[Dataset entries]

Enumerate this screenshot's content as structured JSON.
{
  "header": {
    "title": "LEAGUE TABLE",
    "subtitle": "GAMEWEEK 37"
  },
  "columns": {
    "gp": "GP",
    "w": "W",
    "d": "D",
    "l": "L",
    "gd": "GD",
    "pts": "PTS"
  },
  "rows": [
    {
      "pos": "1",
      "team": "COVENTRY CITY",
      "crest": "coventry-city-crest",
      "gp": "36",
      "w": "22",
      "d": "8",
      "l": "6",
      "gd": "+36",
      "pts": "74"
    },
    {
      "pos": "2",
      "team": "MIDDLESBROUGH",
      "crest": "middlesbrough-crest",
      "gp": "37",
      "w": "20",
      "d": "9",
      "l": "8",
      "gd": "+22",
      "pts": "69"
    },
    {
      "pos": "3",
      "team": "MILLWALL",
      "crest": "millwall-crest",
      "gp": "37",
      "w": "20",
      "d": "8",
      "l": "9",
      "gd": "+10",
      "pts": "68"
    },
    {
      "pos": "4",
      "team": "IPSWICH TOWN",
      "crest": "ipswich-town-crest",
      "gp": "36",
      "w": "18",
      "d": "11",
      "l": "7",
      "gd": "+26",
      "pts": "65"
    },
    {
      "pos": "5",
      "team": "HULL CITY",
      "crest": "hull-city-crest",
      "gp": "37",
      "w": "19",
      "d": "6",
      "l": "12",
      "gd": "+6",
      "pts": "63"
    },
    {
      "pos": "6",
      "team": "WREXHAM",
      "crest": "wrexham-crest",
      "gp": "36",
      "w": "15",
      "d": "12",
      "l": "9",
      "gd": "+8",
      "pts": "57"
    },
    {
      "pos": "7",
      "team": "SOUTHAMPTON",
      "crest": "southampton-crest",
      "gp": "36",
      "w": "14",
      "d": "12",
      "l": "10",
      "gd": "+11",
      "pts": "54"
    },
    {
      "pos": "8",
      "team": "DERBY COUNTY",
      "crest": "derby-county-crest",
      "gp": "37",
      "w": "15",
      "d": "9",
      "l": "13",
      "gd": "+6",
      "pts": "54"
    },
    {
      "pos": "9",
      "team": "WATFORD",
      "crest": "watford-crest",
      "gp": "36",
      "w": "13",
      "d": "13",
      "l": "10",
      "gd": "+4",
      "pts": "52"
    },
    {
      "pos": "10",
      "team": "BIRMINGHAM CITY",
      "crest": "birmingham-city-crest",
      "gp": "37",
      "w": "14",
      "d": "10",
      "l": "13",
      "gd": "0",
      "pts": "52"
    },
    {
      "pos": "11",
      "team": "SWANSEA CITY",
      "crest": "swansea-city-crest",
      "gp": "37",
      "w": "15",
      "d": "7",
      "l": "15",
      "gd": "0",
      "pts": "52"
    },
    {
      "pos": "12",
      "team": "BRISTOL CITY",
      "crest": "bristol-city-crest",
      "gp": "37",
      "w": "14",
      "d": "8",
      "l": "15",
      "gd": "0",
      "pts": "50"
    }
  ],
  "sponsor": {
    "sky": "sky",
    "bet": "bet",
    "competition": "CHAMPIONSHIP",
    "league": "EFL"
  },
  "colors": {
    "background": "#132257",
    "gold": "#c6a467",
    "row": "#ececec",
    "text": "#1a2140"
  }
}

> **PROBLEM**
Please quote the data above in full, with no line missing.

> **ANSWER FOR THIS EXERCISE**
Enumerate this screenshot's content as structured JSON.
{
  "header": {
    "title": "LEAGUE TABLE",
    "subtitle": "GAMEWEEK 37"
  },
  "columns": {
    "gp": "GP",
    "w": "W",
    "d": "D",
    "l": "L",
    "gd": "GD",
    "pts": "PTS"
  },
  "rows": [
    {
      "pos": "1",
      "team": "COVENTRY CITY",
      "crest": "coventry-city-crest",
      "gp": "36",
      "w": "22",
      "d": "8",
      "l": "6",
      "gd": "+36",
      "pts": "74"
    },
    {
      "pos": "2",
      "team": "MIDDLESBROUGH",
      "crest": "middlesbrough-crest",
      "gp": "37",
      "w": "20",
      "d": "9",
      "l": "8",
      "gd": "+22",
      "pts": "69"
    },
    {
      "pos": "3",
      "team": "MILLWALL",
      "crest": "millwall-crest",
      "gp": "37",
      "w": "20",
      "d": "8",
      "l": "9",
      "gd": "+10",
      "pts": "68"
    },
    {
      "pos": "4",
      "team": "IPSWICH TOWN",
      "crest": "ipswich-town-crest",
      "gp": "36",
      "w": "18",
      "d": "11",
      "l": "7",
      "gd": "+26",
      "pts": "65"
    },
    {
      "pos": "5",
      "team": "HULL CITY",
      "crest": "hull-city-crest",
      "gp": "37",
      "w": "19",
      "d": "6",
      "l": "12",
      "gd": "+6",
      "pts": "63"
    },
    {
      "pos": "6",
      "team": "WREXHAM",
      "crest": "wrexham-crest",
      "gp": "36",
      "w": "15",
      "d": "12",
      "l": "9",
      "gd": "+8",
      "pts": "57"
    },
    {
      "pos": "7",
      "team": "SOUTHAMPTON",
      "crest": "southampton-crest",
      "gp": "36",
      "w": "14",
      "d": "12",
      "l": "10",
      "gd": "+11",
      "pts": "54"
    },
    {
      "pos": "8",
      "team": "DERBY COUNTY",
      "crest": "derby-county-crest",
      "gp": "37",
      "w": "15",
      "d": "9",
      "l": "13",
      "gd": "+6",
      "pts": "54"
    },
    {
      "pos": "9",
      "team": "WATFORD",
      "crest": "watford-crest",
      "gp": "36",
      "w": "13",
      "d": "13",
      "l": "10",
      "gd": "+4",
      "pts": "52"
    },
    {
      "pos": "10",
      "team": "BIRMINGHAM CITY",
      "crest": "birmingham-city-crest",
      "gp": "37",
      "w": "14",
      "d": "10",
      "l": "13",
      "gd": "0",
      "pts": "52"
    },
    {
      "pos": "11",
      "team": "SWANSEA CITY",
      "crest": "swansea-city-crest",
      "gp": "37",
      "w": "15",
      "d": "7",
      "l": "15",
      "gd": "0",
      "pts": "52"
    },
    {
      "pos": "12",
      "team": "BRISTOL CITY",
      "crest": "bristol-city-crest",
      "gp": "37",
      "w": "14",
      "d": "8",
      "l": "15",
      "gd": "0",
      "pts": "50"
    }
  ],
  "sponsor": {
    "sky": "sky",
    "bet": "bet",
    "competition": "CHAMPIONSHIP",
    "league": "EFL"
  },
  "colors": {
    "background": "#132257",
    "gold": "#c6a467",
    "row": "#ececec",
    "text": "#1a2140"
  }
}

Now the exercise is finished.